▶ DESCRIPTION OF THE TASK:
Scan the data below for the string "وأبو". Copy every line where it appears.

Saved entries
****************************************

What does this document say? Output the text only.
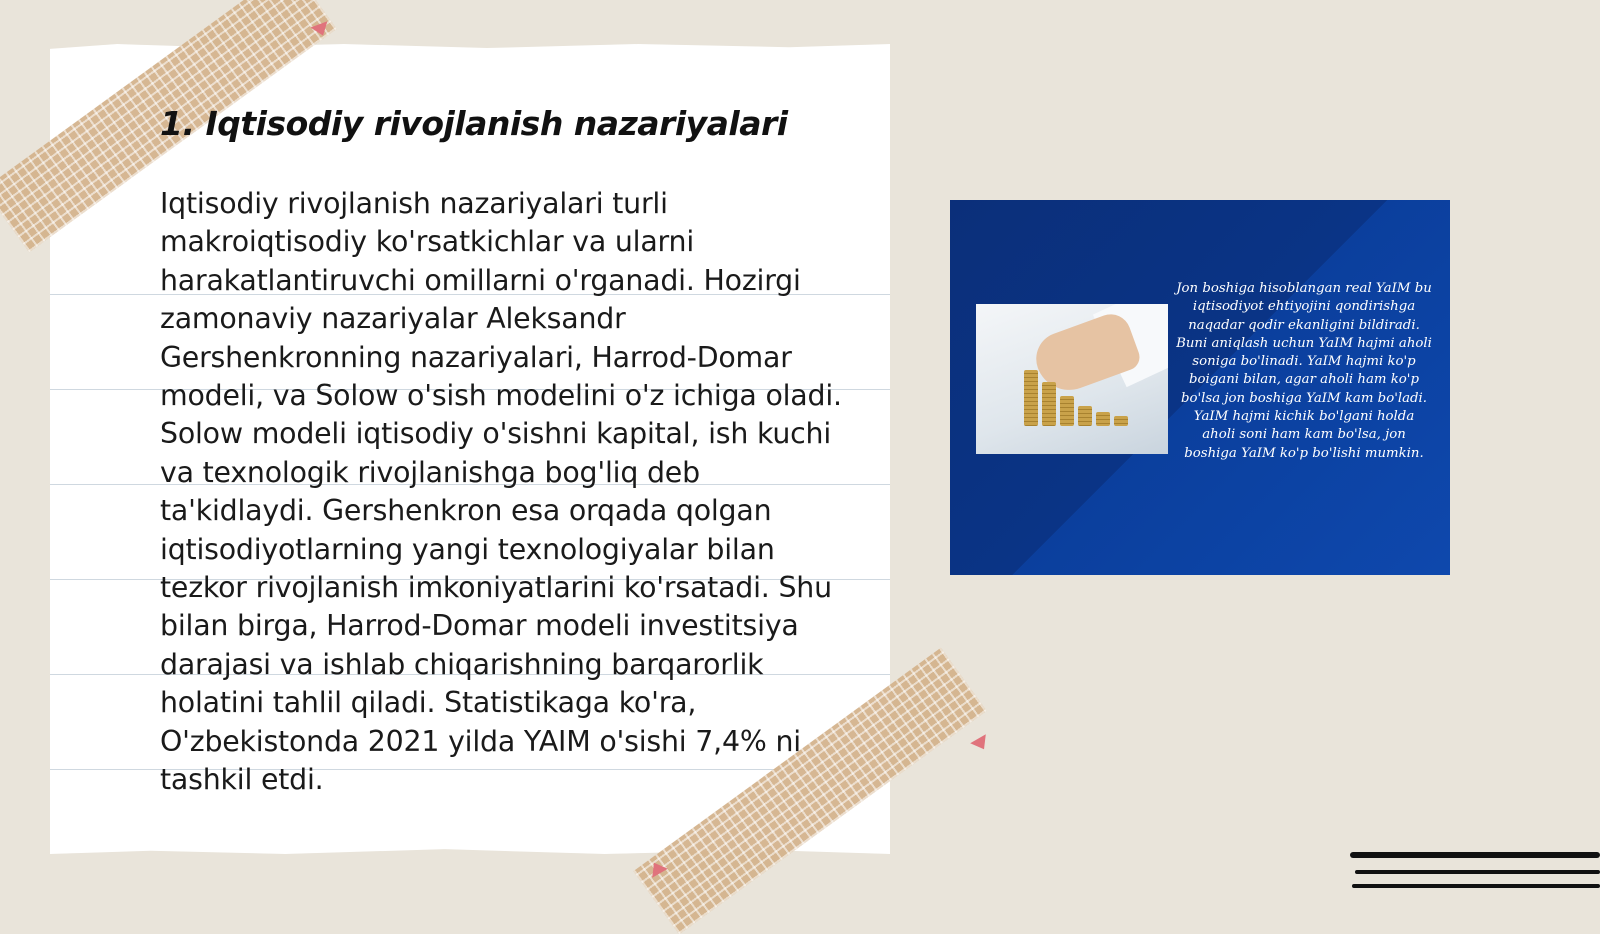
1. Iqtisodiy rivojlanish nazariyalari

Iqtisodiy rivojlanish nazariyalari turli makroiqtisodiy ko'rsatkichlar va ularni harakatlantiruvchi omillarni o'rganadi. Hozirgi zamonaviy nazariyalar Aleksandr Gershenkronning nazariyalari, Harrod-Domar modeli, va Solow o'sish modelini o'z ichiga oladi. Solow modeli iqtisodiy o'sishni kapital, ish kuchi va texnologik rivojlanishga bog'liq deb ta'kidlaydi. Gershenkron esa orqada qolgan iqtisodiyotlarning yangi texnologiyalar bilan tezkor rivojlanish imkoniyatlarini ko'rsatadi. Shu bilan birga, Harrod-Domar modeli investitsiya darajasi va ishlab chiqarishning barqarorlik holatini tahlil qiladi. Statistikaga ko'ra, O'zbekistonda 2021 yilda YAIM o'sishi 7,4% ni tashkil etdi.

Jon boshiga hisoblangan real YaIM bu iqtisodiyot ehtiyojini qondirishga naqadar qodir ekanligini bildiradi. Buni aniqlash uchun YaIM hajmi aholi soniga bo'linadi. YaIM hajmi ko'p boigani bilan, agar aholi ham ko'p bo'lsa jon boshiga YaIM kam bo'ladi. YaIM hajmi kichik bo'lgani holda aholi soni ham kam bo'lsa, jon boshiga YaIM ko'p bo'lishi mumkin.
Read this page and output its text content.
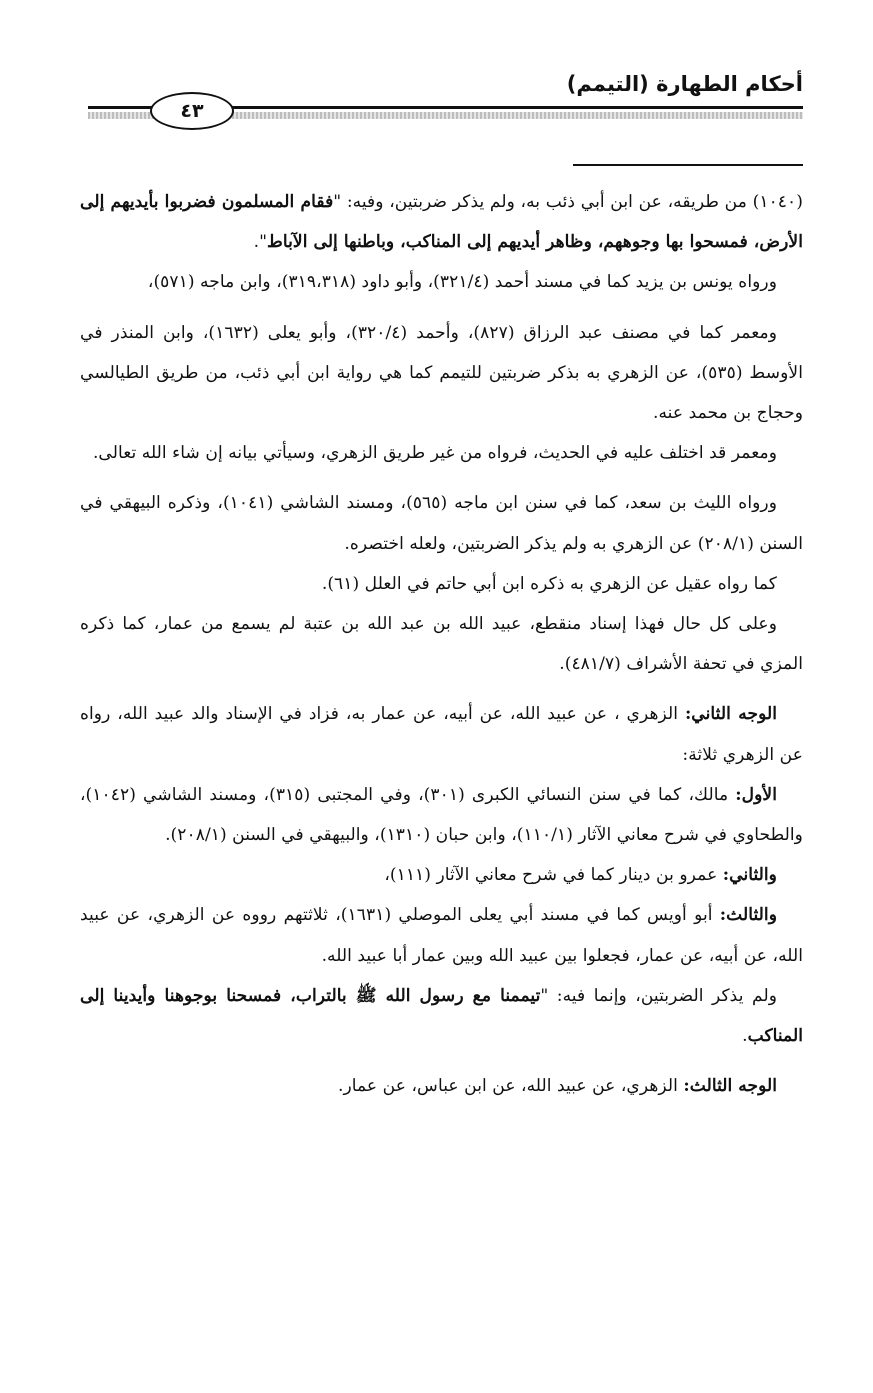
أحكام الطهارة (التيمم)
٤٣

(١٠٤٠) من طريقه، عن ابن أبي ذئب به، ولم يذكر ضربتين، وفيه: "فقام المسلمون فضربوا بأيديهم إلى الأرض، فمسحوا بها وجوههم، وظاهر أيديهم إلى المناكب، وباطنها إلى الآباط".

ورواه يونس بن يزيد كما في مسند أحمد (٣٢١/٤)، وأبو داود (٣١٩،٣١٨)، وابن ماجه (٥٧١)،

ومعمر كما في مصنف عبد الرزاق (٨٢٧)، وأحمد (٣٢٠/٤)، وأبو يعلى (١٦٣٢)، وابن المنذر في الأوسط (٥٣٥)، عن الزهري به بذكر ضربتين للتيمم كما هي رواية ابن أبي ذئب، من طريق الطيالسي وحجاج بن محمد عنه.

ومعمر قد اختلف عليه في الحديث، فرواه من غير طريق الزهري، وسيأتي بيانه إن شاء الله تعالى.

ورواه الليث بن سعد، كما في سنن ابن ماجه (٥٦٥)، ومسند الشاشي (١٠٤١)، وذكره البيهقي في السنن (٢٠٨/١) عن الزهري به ولم يذكر الضربتين، ولعله اختصره.

كما رواه عقيل عن الزهري به ذكره ابن أبي حاتم في العلل (٦١).

وعلى كل حال فهذا إسناد منقطع، عبيد الله بن عبد الله بن عتبة لم يسمع من عمار، كما ذكره المزي في تحفة الأشراف (٤٨١/٧).

الوجه الثاني: الزهري ، عن عبيد الله، عن أبيه، عن عمار به، فزاد في الإسناد والد عبيد الله، رواه عن الزهري ثلاثة:

الأول: مالك، كما في سنن النسائي الكبرى (٣٠١)، وفي المجتبى (٣١٥)، ومسند الشاشي (١٠٤٢)، والطحاوي في شرح معاني الآثار (١١٠/١)، وابن حبان (١٣١٠)، والبيهقي في السنن (٢٠٨/١).

والثاني: عمرو بن دينار كما في شرح معاني الآثار (١١١)،

والثالث: أبو أويس كما في مسند أبي يعلى الموصلي (١٦٣١)، ثلاثتهم رووه عن الزهري، عن عبيد الله، عن أبيه، عن عمار، فجعلوا بين عبيد الله وبين عمار أبا عبيد الله.

ولم يذكر الضربتين، وإنما فيه: "تيممنا مع رسول الله ﷺ بالتراب، فمسحنا بوجوهنا وأيدينا إلى المناكب.

الوجه الثالث: الزهري، عن عبيد الله، عن ابن عباس، عن عمار.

****************************************

▶ RESPONSE TO THIS TASK:
ورواه يونس بن يزيد كما في مسند أحمد (٣٢١/٤)، وأبو داود (٣١٩،٣١٨)، وابن ماجه (٥٧١)،
ومعمر كما في مصنف عبد الرزاق (٨٢٧)، وأحمد (٣٢٠/٤)، وأبو يعلى (١٦٣٢)، وابن المنذر في الأوسط (٥٣٥)، عن الزهري به بذكر ضربتين للتيمم كما هي رواية ابن أبي ذئب، من طريق الطيالسي وحجاج بن محمد عنه.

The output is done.